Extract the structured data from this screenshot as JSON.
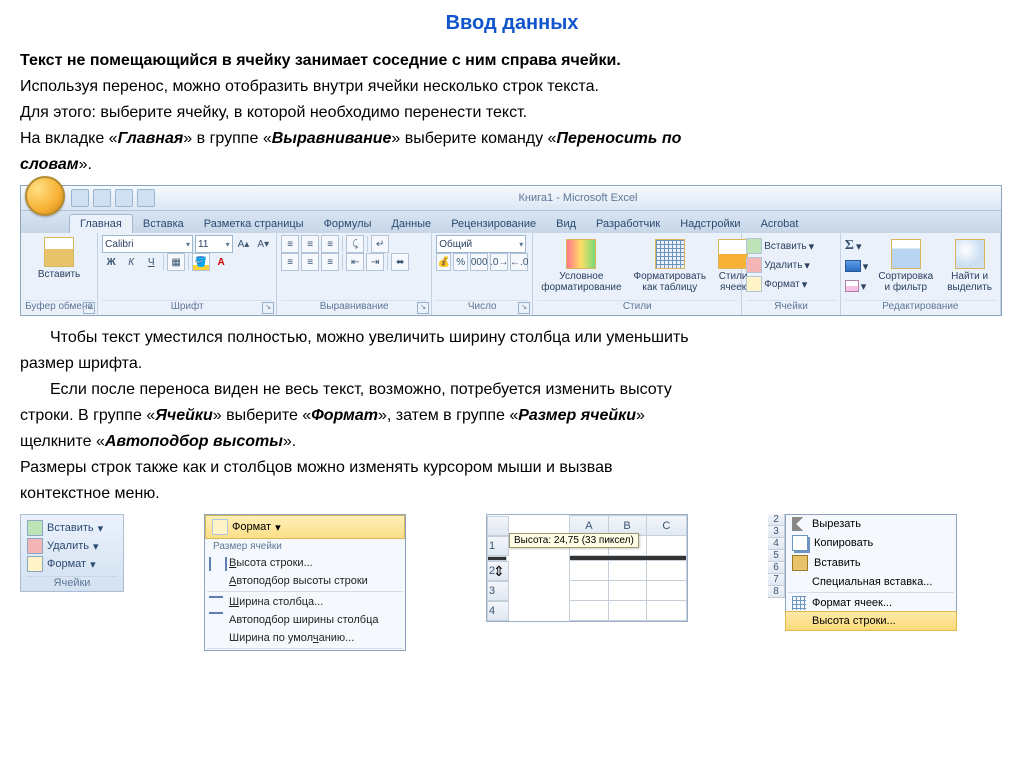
{
  "title": "Ввод данных",
  "p1_bold": "Текст не помещающийся в ячейку занимает соседние с ним справа ячейки.",
  "p2": "Используя перенос, можно отобразить внутри ячейки несколько строк текста.",
  "p3": "Для этого: выберите ячейку, в которой необходимо перенести текст.",
  "p4_a": "На вкладке «",
  "p4_b1": "Главная",
  "p4_c": "» в группе «",
  "p4_b2": "Выравнивание",
  "p4_d": "» выберите команду «",
  "p4_b3": "Переносить по",
  "p4_b4": "словам",
  "p4_e": "».",
  "p5_a": "Чтобы текст уместился полностью, можно увеличить ширину столбца или уменьшить",
  "p5_b": "размер шрифта.",
  "p6_a": "Если после переноса виден не весь текст, возможно, потребуется изменить высоту",
  "p6_b_a": "строки. В группе «",
  "p6_b1": "Ячейки",
  "p6_b_b": "» выберите «",
  "p6_b2": "Формат",
  "p6_b_c": "», затем в группе «",
  "p6_b3": "Размер ячейки",
  "p6_b_d": "»",
  "p6_c_a": "щелкните «",
  "p6_c_b": "Автоподбор высоты",
  "p6_c_c": "».",
  "p7_a": "Размеры строк также как и столбцов можно изменять курсором мыши и вызвав",
  "p7_b": "контекстное меню.",
  "ribbon": {
    "window_title": "Книга1 - Microsoft Excel",
    "tabs": [
      "Главная",
      "Вставка",
      "Разметка страницы",
      "Формулы",
      "Данные",
      "Рецензирование",
      "Вид",
      "Разработчик",
      "Надстройки",
      "Acrobat"
    ],
    "paste": "Вставить",
    "font_name": "Calibri",
    "font_size": "11",
    "number_format": "Общий",
    "cond_fmt": "Условное\nформатирование",
    "as_table": "Форматировать\nкак таблицу",
    "cell_styles": "Стили\nячеек",
    "insert": "Вставить",
    "delete": "Удалить",
    "format": "Формат",
    "sort": "Сортировка\nи фильтр",
    "find": "Найти и\nвыделить",
    "groups": {
      "clipboard": "Буфер обмена",
      "font": "Шрифт",
      "alignment": "Выравнивание",
      "number": "Число",
      "styles": "Стили",
      "cells": "Ячейки",
      "editing": "Редактирование"
    }
  },
  "cells_panel": {
    "insert": "Вставить",
    "delete": "Удалить",
    "format": "Формат",
    "label": "Ячейки"
  },
  "fmt_menu": {
    "button": "Формат",
    "section": "Размер ячейки",
    "row_height": "Высота строки...",
    "autofit_row": "Автоподбор высоты строки",
    "col_width": "Ширина столбца...",
    "autofit_col": "Автоподбор ширины столбца",
    "default_width": "Ширина по умолчанию..."
  },
  "sheet": {
    "cols": [
      "A",
      "B",
      "C"
    ],
    "rows": [
      "1",
      "2",
      "3",
      "4"
    ],
    "tooltip": "Высота: 24,75 (33 пиксел)"
  },
  "ctx": {
    "rows": [
      "2",
      "3",
      "4",
      "5",
      "6",
      "7",
      "8"
    ],
    "cut": "Вырезать",
    "copy": "Копировать",
    "paste": "Вставить",
    "paste_special": "Специальная вставка...",
    "format_cells": "Формат ячеек...",
    "row_height": "Высота строки..."
  }
}
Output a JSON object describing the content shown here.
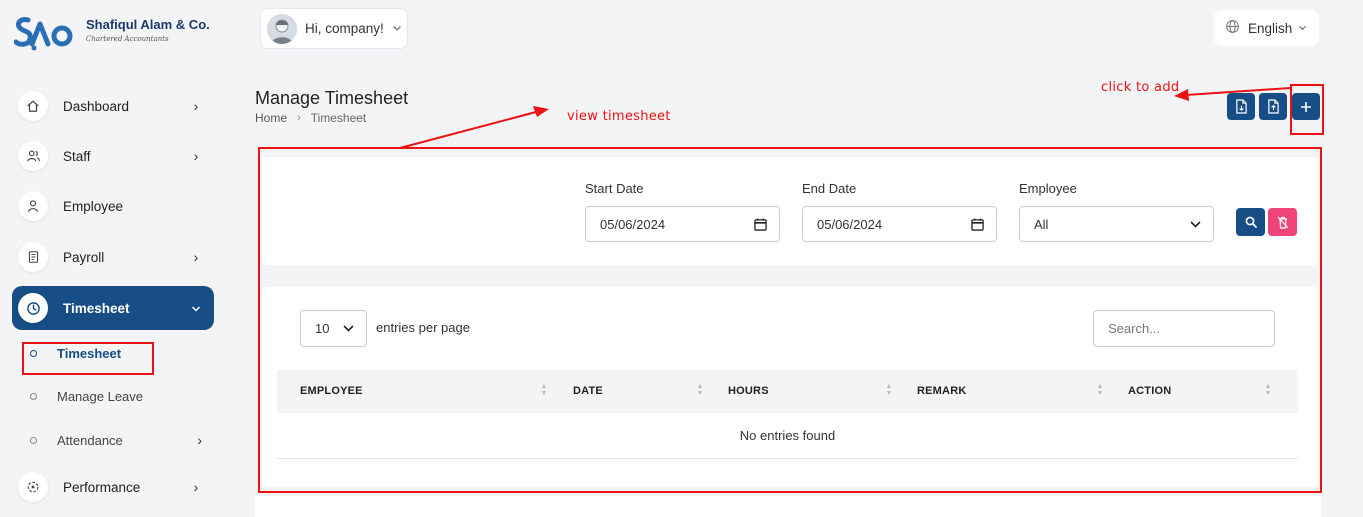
{
  "brand": {
    "name": "Shafiqul Alam & Co.",
    "tagline": "Chartered Accountants"
  },
  "header": {
    "greeting": "Hi, company!",
    "language": "English"
  },
  "sidebar": {
    "items": [
      {
        "label": "Dashboard",
        "icon": "home-icon"
      },
      {
        "label": "Staff",
        "icon": "users-icon"
      },
      {
        "label": "Employee",
        "icon": "user-icon"
      },
      {
        "label": "Payroll",
        "icon": "receipt-icon"
      },
      {
        "label": "Timesheet",
        "icon": "clock-icon"
      },
      {
        "label": "Performance",
        "icon": "performance-icon"
      }
    ],
    "subitems": [
      {
        "label": "Timesheet"
      },
      {
        "label": "Manage Leave"
      },
      {
        "label": "Attendance"
      }
    ]
  },
  "page": {
    "title": "Manage Timesheet",
    "breadcrumb": [
      "Home",
      "Timesheet"
    ]
  },
  "filters": {
    "start_date_label": "Start Date",
    "start_date_value": "05/06/2024",
    "end_date_label": "End Date",
    "end_date_value": "05/06/2024",
    "employee_label": "Employee",
    "employee_value": "All"
  },
  "table": {
    "per_page_value": "10",
    "per_page_label": "entries per page",
    "search_placeholder": "Search...",
    "columns": [
      "EMPLOYEE",
      "DATE",
      "HOURS",
      "REMARK",
      "ACTION"
    ],
    "empty_text": "No entries found"
  },
  "annotations": {
    "view": "view timesheet",
    "add": "click to add"
  },
  "colors": {
    "primary": "#174e86",
    "danger": "#ef4477",
    "annotation": "#e11111"
  }
}
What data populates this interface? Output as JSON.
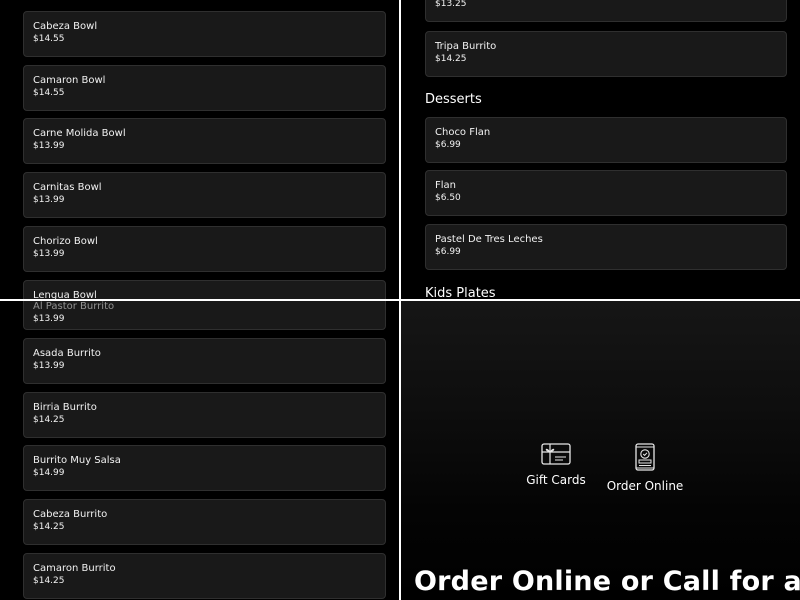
{
  "left_top_items": [
    {
      "name": "Cabeza Bowl",
      "price": "$14.55"
    },
    {
      "name": "Camaron Bowl",
      "price": "$14.55"
    },
    {
      "name": "Carne Molida Bowl",
      "price": "$13.99"
    },
    {
      "name": "Carnitas Bowl",
      "price": "$13.99"
    },
    {
      "name": "Chorizo Bowl",
      "price": "$13.99"
    }
  ],
  "left_top_partial": {
    "name": "Lengua Bowl"
  },
  "right_top_partial": {
    "price": "$13.25"
  },
  "right_top_items": [
    {
      "name": "Tripa Burrito",
      "price": "$14.25"
    }
  ],
  "desserts": {
    "heading": "Desserts",
    "items": [
      {
        "name": "Choco Flan",
        "price": "$6.99"
      },
      {
        "name": "Flan",
        "price": "$6.50"
      },
      {
        "name": "Pastel De Tres Leches",
        "price": "$6.99"
      }
    ]
  },
  "kids_heading": "Kids Plates",
  "left_bottom_partial": {
    "name": "Al Pastor Burrito",
    "price": "$13.99"
  },
  "left_bottom_items": [
    {
      "name": "Asada Burrito",
      "price": "$13.99"
    },
    {
      "name": "Birria Burrito",
      "price": "$14.25"
    },
    {
      "name": "Burrito Muy Salsa",
      "price": "$14.99"
    },
    {
      "name": "Cabeza Burrito",
      "price": "$14.25"
    },
    {
      "name": "Camaron Burrito",
      "price": "$14.25"
    }
  ],
  "actions": {
    "gift_cards": "Gift Cards",
    "order_online": "Order Online"
  },
  "cta_text": "Order Online or Call for a",
  "icons": {
    "gift_cards": "gift-card-icon",
    "order_online": "mobile-order-icon"
  }
}
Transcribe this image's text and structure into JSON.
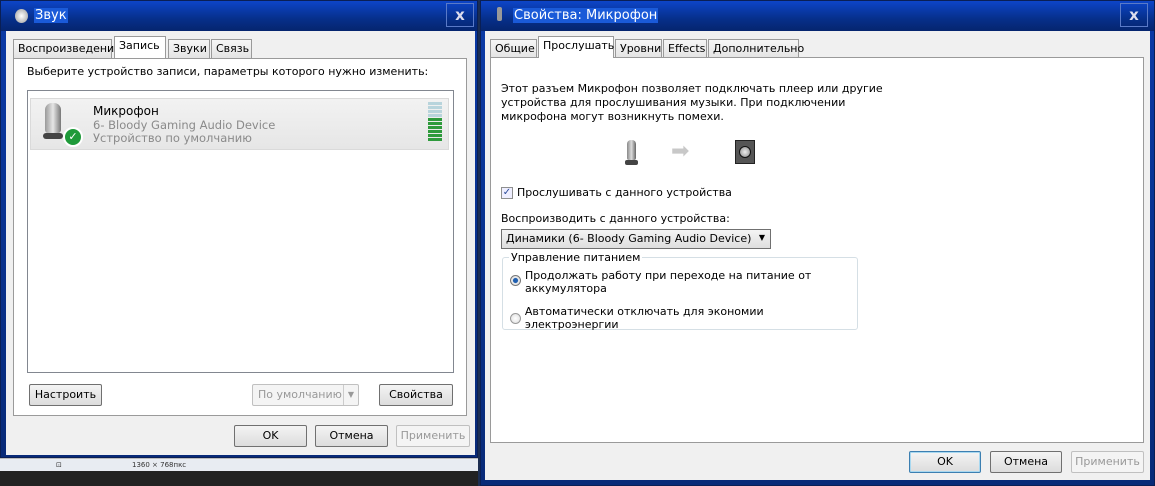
^^^^^^^^
Problem to work on: Repeat all of the data above word for word, minus the pictures.

Solution:
Extract the structured data from this screenshot as JSON.
{
  "title": "Ввод данных",
  "p1_bold": "Текст не помещающийся в ячейку занимает соседние с ним справа ячейки.",
  "p2": "Используя перенос, можно отобразить внутри ячейки несколько строк текста.",
  "p3": "Для этого: выберите ячейку, в которой необходимо перенести текст.",
  "p4_a": "На вкладке «",
  "p4_b1": "Главная",
  "p4_c": "» в группе «",
  "p4_b2": "Выравнивание",
  "p4_d": "» выберите команду «",
  "p4_b3": "Переносить по",
  "p4_b4": "словам",
  "p4_e": "».",
  "p5_a": "Чтобы текст уместился полностью, можно увеличить ширину столбца или уменьшить",
  "p5_b": "размер шрифта.",
  "p6_a": "Если после переноса виден не весь текст, возможно, потребуется изменить высоту",
  "p6_b_a": "строки. В группе «",
  "p6_b1": "Ячейки",
  "p6_b_b": "» выберите «",
  "p6_b2": "Формат",
  "p6_b_c": "», затем в группе «",
  "p6_b3": "Размер ячейки",
  "p6_b_d": "»",
  "p6_c_a": "щелкните «",
  "p6_c_b": "Автоподбор высоты",
  "p6_c_c": "».",
  "p7_a": "Размеры строк также как и столбцов можно изменять курсором мыши и вызвав",
  "p7_b": "контекстное меню.",
  "ribbon": {
    "window_title": "Книга1 - Microsoft Excel",
    "tabs": [
      "Главная",
      "Вставка",
      "Разметка страницы",
      "Формулы",
      "Данные",
      "Рецензирование",
      "Вид",
      "Разработчик",
      "Надстройки",
      "Acrobat"
    ],
    "paste": "Вставить",
    "font_name": "Calibri",
    "font_size": "11",
    "number_format": "Общий",
    "cond_fmt": "Условное\nформатирование",
    "as_table": "Форматировать\nкак таблицу",
    "cell_styles": "Стили\nячеек",
    "insert": "Вставить",
    "delete": "Удалить",
    "format": "Формат",
    "sort": "Сортировка\nи фильтр",
    "find": "Найти и\nвыделить",
    "groups": {
      "clipboard": "Буфер обмена",
      "font": "Шрифт",
      "alignment": "Выравнивание",
      "number": "Число",
      "styles": "Стили",
      "cells": "Ячейки",
      "editing": "Редактирование"
    }
  },
  "cells_panel": {
    "insert": "Вставить",
    "delete": "Удалить",
    "format": "Формат",
    "label": "Ячейки"
  },
  "fmt_menu": {
    "button": "Формат",
    "section": "Размер ячейки",
    "row_height": "Высота строки...",
    "autofit_row": "Автоподбор высоты строки",
    "col_width": "Ширина столбца...",
    "autofit_col": "Автоподбор ширины столбца",
    "default_width": "Ширина по умолчанию..."
  },
  "sheet": {
    "cols": [
      "A",
      "B",
      "C"
    ],
    "rows": [
      "1",
      "2",
      "3",
      "4"
    ],
    "tooltip": "Высота: 24,75 (33 пиксел)"
  },
  "ctx": {
    "rows": [
      "2",
      "3",
      "4",
      "5",
      "6",
      "7",
      "8"
    ],
    "cut": "Вырезать",
    "copy": "Копировать",
    "paste": "Вставить",
    "paste_special": "Специальная вставка...",
    "format_cells": "Формат ячеек...",
    "row_height": "Высота строки..."
  }
}
Output a JSON object describing the content shown here.
{
  "brand": {
    "name": "Shafiqul Alam & Co.",
    "tagline": "Chartered Accountants"
  },
  "header": {
    "greeting": "Hi, company!",
    "language": "English"
  },
  "sidebar": {
    "items": [
      {
        "label": "Dashboard",
        "icon": "home-icon"
      },
      {
        "label": "Staff",
        "icon": "users-icon"
      },
      {
        "label": "Employee",
        "icon": "user-icon"
      },
      {
        "label": "Payroll",
        "icon": "receipt-icon"
      },
      {
        "label": "Timesheet",
        "icon": "clock-icon"
      },
      {
        "label": "Performance",
        "icon": "performance-icon"
      }
    ],
    "subitems": [
      {
        "label": "Timesheet"
      },
      {
        "label": "Manage Leave"
      },
      {
        "label": "Attendance"
      }
    ]
  },
  "page": {
    "title": "Manage Timesheet",
    "breadcrumb": [
      "Home",
      "Timesheet"
    ]
  },
  "filters": {
    "start_date_label": "Start Date",
    "start_date_value": "05/06/2024",
    "end_date_label": "End Date",
    "end_date_value": "05/06/2024",
    "employee_label": "Employee",
    "employee_value": "All"
  },
  "table": {
    "per_page_value": "10",
    "per_page_label": "entries per page",
    "search_placeholder": "Search...",
    "columns": [
      "EMPLOYEE",
      "DATE",
      "HOURS",
      "REMARK",
      "ACTION"
    ],
    "empty_text": "No entries found"
  },
  "annotations": {
    "view": "view timesheet",
    "add": "click to add"
  },
  "colors": {
    "primary": "#174e86",
    "danger": "#ef4477",
    "annotation": "#e11111"
  }
}
What data populates this interface? Output as JSON.
{
  "left_top_items": [
    {
      "name": "Cabeza Bowl",
      "price": "$14.55"
    },
    {
      "name": "Camaron Bowl",
      "price": "$14.55"
    },
    {
      "name": "Carne Molida Bowl",
      "price": "$13.99"
    },
    {
      "name": "Carnitas Bowl",
      "price": "$13.99"
    },
    {
      "name": "Chorizo Bowl",
      "price": "$13.99"
    }
  ],
  "left_top_partial": {
    "name": "Lengua Bowl"
  },
  "right_top_partial": {
    "price": "$13.25"
  },
  "right_top_items": [
    {
      "name": "Tripa Burrito",
      "price": "$14.25"
    }
  ],
  "desserts": {
    "heading": "Desserts",
    "items": [
      {
        "name": "Choco Flan",
        "price": "$6.99"
      },
      {
        "name": "Flan",
        "price": "$6.50"
      },
      {
        "name": "Pastel De Tres Leches",
        "price": "$6.99"
      }
    ]
  },
  "kids_heading": "Kids Plates",
  "left_bottom_partial": {
    "name": "Al Pastor Burrito",
    "price": "$13.99"
  },
  "left_bottom_items": [
    {
      "name": "Asada Burrito",
      "price": "$13.99"
    },
    {
      "name": "Birria Burrito",
      "price": "$14.25"
    },
    {
      "name": "Burrito Muy Salsa",
      "price": "$14.99"
    },
    {
      "name": "Cabeza Burrito",
      "price": "$14.25"
    },
    {
      "name": "Camaron Burrito",
      "price": "$14.25"
    }
  ],
  "actions": {
    "gift_cards": "Gift Cards",
    "order_online": "Order Online"
  },
  "cta_text": "Order Online or Call for a",
  "icons": {
    "gift_cards": "gift-card-icon",
    "order_online": "mobile-order-icon"
  }
}
Transcribe this image's text and structure into JSON.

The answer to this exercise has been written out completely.